═══ Supplied material ═══

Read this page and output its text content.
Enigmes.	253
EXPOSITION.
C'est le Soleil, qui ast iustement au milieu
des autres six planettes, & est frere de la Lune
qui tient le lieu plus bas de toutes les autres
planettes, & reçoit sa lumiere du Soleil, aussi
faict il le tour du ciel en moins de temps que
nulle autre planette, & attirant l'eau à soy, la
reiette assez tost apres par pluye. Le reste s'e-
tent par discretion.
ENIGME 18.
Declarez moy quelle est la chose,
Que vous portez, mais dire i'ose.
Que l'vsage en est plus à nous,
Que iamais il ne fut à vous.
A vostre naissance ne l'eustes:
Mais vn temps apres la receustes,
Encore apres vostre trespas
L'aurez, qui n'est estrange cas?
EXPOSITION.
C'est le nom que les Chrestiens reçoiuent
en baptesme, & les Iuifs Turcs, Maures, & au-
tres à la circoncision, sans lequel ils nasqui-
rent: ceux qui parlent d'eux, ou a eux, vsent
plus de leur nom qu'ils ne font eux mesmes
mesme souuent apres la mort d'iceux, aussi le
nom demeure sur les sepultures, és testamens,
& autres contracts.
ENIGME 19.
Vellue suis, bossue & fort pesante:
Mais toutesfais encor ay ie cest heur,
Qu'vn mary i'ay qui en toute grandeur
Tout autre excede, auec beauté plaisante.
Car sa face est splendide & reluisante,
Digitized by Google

═══

**Exercise aim:**
Find the lines above that include the string "autres" and copy them.

**Result of this task:**
des autres six planettes, & est frere de la Lune
qui tient le lieu plus bas de toutes les autres
& autres contracts.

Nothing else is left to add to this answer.